**Aim of the exercise**: Scan the data below for the string "Кабель". Copy every line where it appears.

Dataset records
-- begin --

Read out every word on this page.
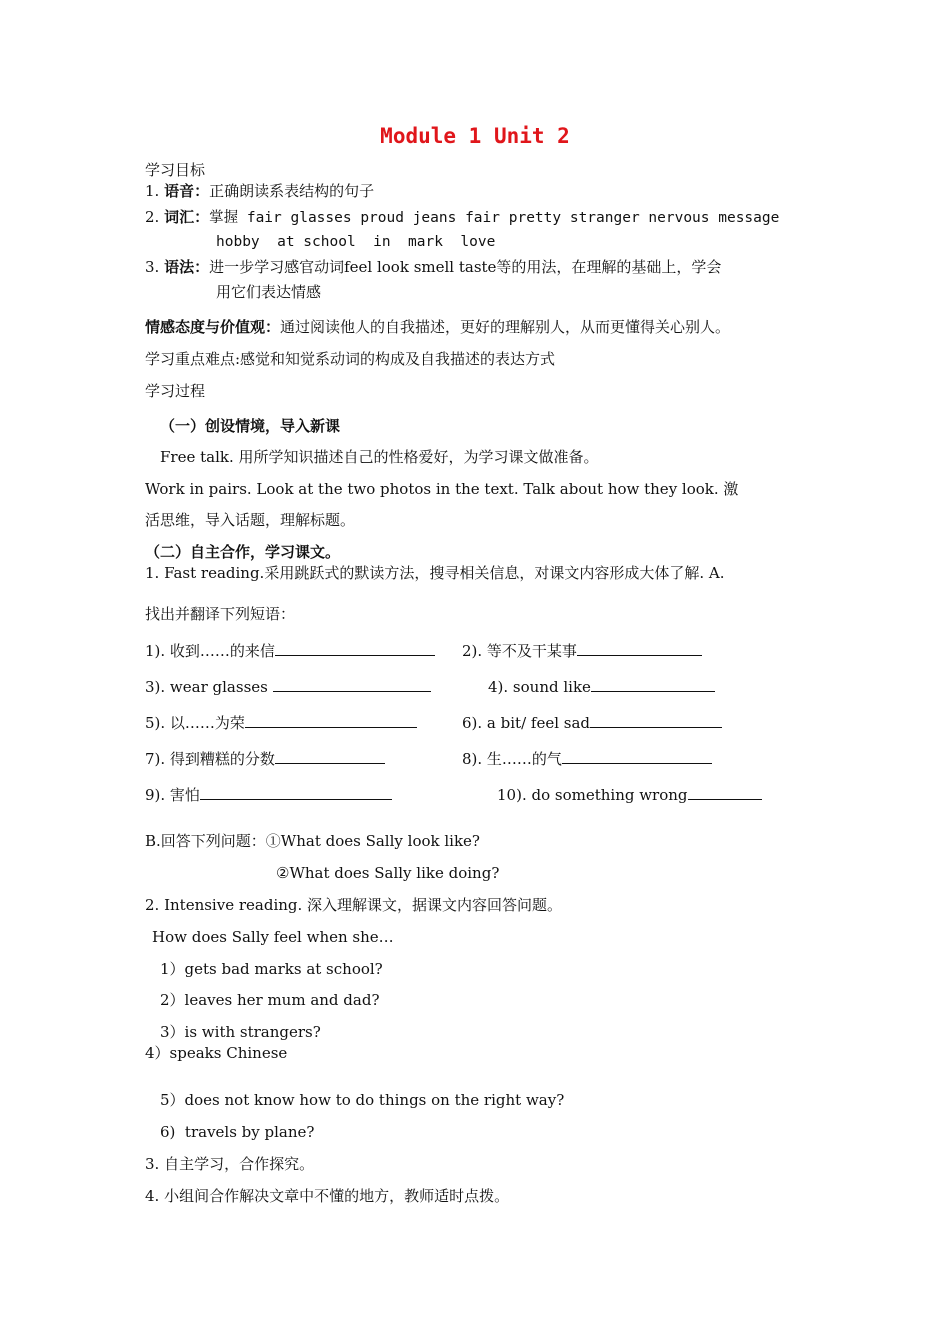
Module 1 Unit 2
学习目标
1. 语音：正确朗读系表结构的句子
2. 词汇：掌握 fair glasses proud jeans fair pretty stranger nervous message
hobby  at school  in  mark  love
3. 语法：进一步学习感官动词feel look smell taste等的用法，在理解的基础上，学会
用它们表达情感
情感态度与价值观：通过阅读他人的自我描述，更好的理解别人，从而更懂得关心别人。
学习重点难点:感觉和知觉系动词的构成及自我描述的表达方式
学习过程
（一）创设情境，导入新课
Free talk. 用所学知识描述自己的性格爱好，为学习课文做准备。
Work in pairs. Look at the two photos in the text. Talk about how they look. 激
活思维，导入话题，理解标题。
（二）自主合作，学习课文。
1. Fast reading.采用跳跃式的默读方法，搜寻相关信息，对课文内容形成大体了解. A.
找出并翻译下列短语：
1). 收到……的来信	2). 等不及干某事
3). wear glasses	4). sound like
5). 以……为荣	6). a bit/ feel sad
7). 得到糟糕的分数	8). 生……的气
9). 害怕	10). do something wrong
B.回答下列问题：①What does Sally look like?
②What does Sally like doing?
2. Intensive reading. 深入理解课文，据课文内容回答问题。
How does Sally feel when she…
1）gets bad marks at school?
2）leaves her mum and dad?
3）is with strangers?
4）speaks Chinese
5）does not know how to do things on the right way?
6)  travels by plane?
3. 自主学习，合作探究。
4. 小组间合作解决文章中不懂的地方，教师适时点拨。
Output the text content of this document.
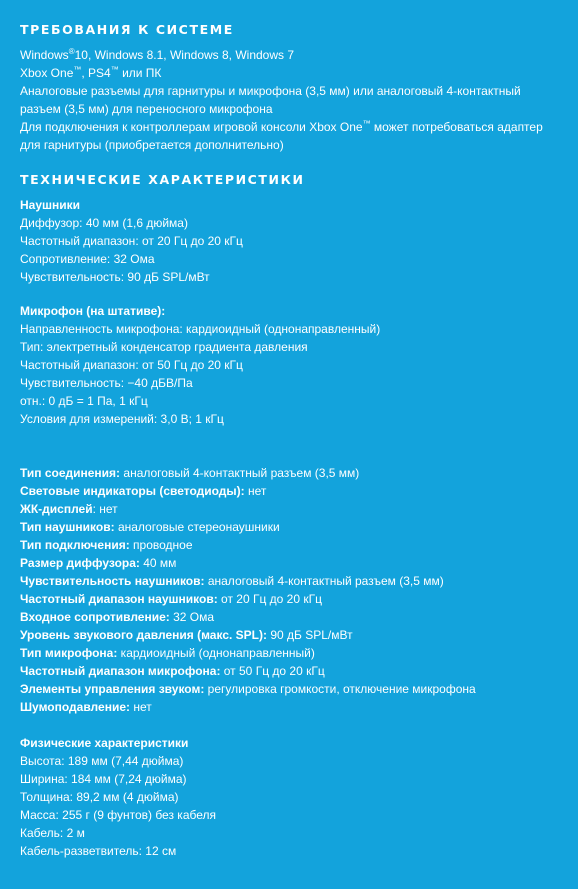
ТРЕБОВАНИЯ К СИСТЕМЕ
Windows®10, Windows 8.1, Windows 8, Windows 7
Xbox One™, PS4™ или ПК
Аналоговые разъемы для гарнитуры и микрофона (3,5 мм) или аналоговый 4-контактный разъем (3,5 мм) для переносного микрофона
Для подключения к контроллерам игровой консоли Xbox One™ может потребоваться адаптер для гарнитуры (приобретается дополнительно)
ТЕХНИЧЕСКИЕ ХАРАКТЕРИСТИКИ
Наушники
Диффузор: 40 мм (1,6 дюйма)
Частотный диапазон: от 20 Гц до 20 кГц
Сопротивление: 32 Ома
Чувствительность: 90 дБ SPL/мВт
Микрофон (на штативе):
Направленность микрофона: кардиоидный (однонаправленный)
Тип: электретный конденсатор градиента давления
Частотный диапазон: от 50 Гц до 20 кГц
Чувствительность: −40 дБВ/Па
отн.: 0 дБ = 1 Па, 1 кГц
Условия для измерений: 3,0 В; 1 кГц
Тип соединения: аналоговый 4-контактный разъем (3,5 мм)
Световые индикаторы (светодиоды): нет
ЖК-дисплей: нет
Тип наушников: аналоговые стереонаушники
Тип подключения: проводное
Размер диффузора: 40 мм
Чувствительность наушников: аналоговый 4-контактный разъем (3,5 мм)
Частотный диапазон наушников: от 20 Гц до 20 кГц
Входное сопротивление: 32 Ома
Уровень звукового давления (макс. SPL): 90 дБ SPL/мВт
Тип микрофона: кардиоидный (однонаправленный)
Частотный диапазон микрофона: от 50 Гц до 20 кГц
Элементы управления звуком: регулировка громкости, отключение микрофона
Шумоподавление: нет
Физические характеристики
Высота: 189 мм (7,44 дюйма)
Ширина: 184 мм (7,24 дюйма)
Толщина: 89,2 мм (4 дюйма)
Масса: 255 г (9 фунтов) без кабеля
Кабель: 2 м
Кабель-разветвитель: 12 см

-- end --

**Result**:
Кабель: 2 м
Кабель-разветвитель: 12 см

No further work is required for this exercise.